Copy out the data below line for line, changing no character.
######
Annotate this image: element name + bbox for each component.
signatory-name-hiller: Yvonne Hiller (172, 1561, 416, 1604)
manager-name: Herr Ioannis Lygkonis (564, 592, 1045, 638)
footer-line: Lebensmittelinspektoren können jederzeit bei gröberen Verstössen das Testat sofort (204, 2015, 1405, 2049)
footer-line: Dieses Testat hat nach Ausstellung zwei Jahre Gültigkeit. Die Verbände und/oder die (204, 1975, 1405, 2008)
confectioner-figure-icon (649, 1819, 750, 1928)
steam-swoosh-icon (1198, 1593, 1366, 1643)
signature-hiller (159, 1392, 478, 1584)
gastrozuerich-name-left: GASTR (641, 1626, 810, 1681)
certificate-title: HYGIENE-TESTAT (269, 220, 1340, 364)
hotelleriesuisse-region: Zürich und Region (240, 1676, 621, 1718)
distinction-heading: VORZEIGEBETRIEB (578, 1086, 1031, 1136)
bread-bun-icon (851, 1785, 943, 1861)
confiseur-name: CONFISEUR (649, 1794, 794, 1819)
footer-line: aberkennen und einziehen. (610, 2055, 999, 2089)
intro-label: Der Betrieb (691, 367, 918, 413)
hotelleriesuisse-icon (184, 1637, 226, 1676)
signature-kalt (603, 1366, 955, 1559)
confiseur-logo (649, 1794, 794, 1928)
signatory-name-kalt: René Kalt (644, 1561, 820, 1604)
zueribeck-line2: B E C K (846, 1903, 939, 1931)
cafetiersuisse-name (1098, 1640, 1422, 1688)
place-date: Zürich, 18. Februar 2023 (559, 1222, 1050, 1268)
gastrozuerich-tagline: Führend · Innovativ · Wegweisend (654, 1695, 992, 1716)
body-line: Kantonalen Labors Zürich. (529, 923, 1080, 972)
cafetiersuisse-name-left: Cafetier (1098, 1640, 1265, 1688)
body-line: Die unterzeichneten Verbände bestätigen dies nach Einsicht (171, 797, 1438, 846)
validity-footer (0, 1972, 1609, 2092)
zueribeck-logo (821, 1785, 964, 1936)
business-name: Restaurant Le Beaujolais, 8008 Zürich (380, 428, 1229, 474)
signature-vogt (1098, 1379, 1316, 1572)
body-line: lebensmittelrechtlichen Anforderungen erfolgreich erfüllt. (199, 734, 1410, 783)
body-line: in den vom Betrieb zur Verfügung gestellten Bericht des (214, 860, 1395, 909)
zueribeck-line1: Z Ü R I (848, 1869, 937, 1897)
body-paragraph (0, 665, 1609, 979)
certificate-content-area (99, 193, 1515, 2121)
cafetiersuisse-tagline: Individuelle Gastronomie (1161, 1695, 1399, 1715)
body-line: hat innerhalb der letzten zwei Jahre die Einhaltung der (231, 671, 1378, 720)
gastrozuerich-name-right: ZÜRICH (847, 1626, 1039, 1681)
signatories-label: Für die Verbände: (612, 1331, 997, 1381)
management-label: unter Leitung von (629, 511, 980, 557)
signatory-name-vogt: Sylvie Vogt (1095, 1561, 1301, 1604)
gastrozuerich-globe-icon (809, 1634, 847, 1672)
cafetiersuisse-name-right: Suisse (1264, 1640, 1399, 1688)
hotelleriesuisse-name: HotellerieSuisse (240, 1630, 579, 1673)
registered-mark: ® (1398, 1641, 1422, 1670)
######
**Response to this task**:
Annotate this image: element name + bbox for each component.
signatory-name-hiller: Yvonne Hiller (172, 1561, 416, 1604)
manager-name: Herr Ioannis Lygkonis (564, 592, 1045, 638)
footer-line: Lebensmittelinspektoren können jederzeit bei gröberen Verstössen das Testat sofort (204, 2015, 1405, 2049)
footer-line: Dieses Testat hat nach Ausstellung zwei Jahre Gültigkeit. Die Verbände und/oder die (204, 1975, 1405, 2008)
confectioner-figure-icon (649, 1819, 750, 1928)
steam-swoosh-icon (1198, 1593, 1366, 1643)
signature-hiller (159, 1392, 478, 1584)
gastrozuerich-name-left: GASTR (641, 1626, 810, 1681)
certificate-title: HYGIENE-TESTAT (269, 220, 1340, 364)
hotelleriesuisse-region: Zürich und Region (240, 1676, 621, 1718)
distinction-heading: VORZEIGEBETRIEB (578, 1086, 1031, 1136)
bread-bun-icon (851, 1785, 943, 1861)
confiseur-name: CONFISEUR (649, 1794, 794, 1819)
footer-line: aberkennen und einziehen. (610, 2055, 999, 2089)
intro-label: Der Betrieb (691, 367, 918, 413)
hotelleriesuisse-icon (184, 1637, 226, 1676)
signature-kalt (603, 1366, 955, 1559)
confiseur-logo (649, 1794, 794, 1928)
signatory-name-kalt: René Kalt (644, 1561, 820, 1604)
zueribeck-line2: B E C K (846, 1903, 939, 1931)
cafetiersuisse-name (1098, 1640, 1422, 1688)
place-date: Zürich, 18. Februar 2023 (559, 1222, 1050, 1268)
gastrozuerich-tagline: Führend · Innovativ · Wegweisend (654, 1695, 992, 1716)
body-line: Kantonalen Labors Zürich. (529, 923, 1080, 972)
cafetiersuisse-name-left: Cafetier (1098, 1640, 1265, 1688)
body-line: Die unterzeichneten Verbände bestätigen dies nach Einsicht (171, 797, 1438, 846)
validity-footer (0, 1972, 1609, 2092)
zueribeck-logo (821, 1785, 964, 1936)
business-name: Restaurant Le Beaujolais, 8008 Zürich (380, 428, 1229, 474)
signature-vogt (1098, 1379, 1316, 1572)
body-line: lebensmittelrechtlichen Anforderungen erfolgreich erfüllt. (199, 734, 1410, 783)
body-line: in den vom Betrieb zur Verfügung gestellten Bericht des (214, 860, 1395, 909)
zueribeck-line1: Z Ü R I (848, 1869, 937, 1897)
body-paragraph (0, 665, 1609, 979)
certificate-content-area (99, 193, 1515, 2121)
cafetiersuisse-tagline: Individuelle Gastronomie (1161, 1695, 1399, 1715)
body-line: hat innerhalb der letzten zwei Jahre die Einhaltung der (231, 671, 1378, 720)
gastrozuerich-name-right: ZÜRICH (847, 1626, 1039, 1681)
signatories-label: Für die Verbände: (612, 1331, 997, 1381)
management-label: unter Leitung von (629, 511, 980, 557)
signatory-name-vogt: Sylvie Vogt (1095, 1561, 1301, 1604)
gastrozuerich-globe-icon (809, 1634, 847, 1672)
cafetiersuisse-name-right: Suisse (1264, 1640, 1399, 1688)
hotelleriesuisse-name: HotellerieSuisse (240, 1630, 579, 1673)
registered-mark: ® (1398, 1641, 1422, 1670)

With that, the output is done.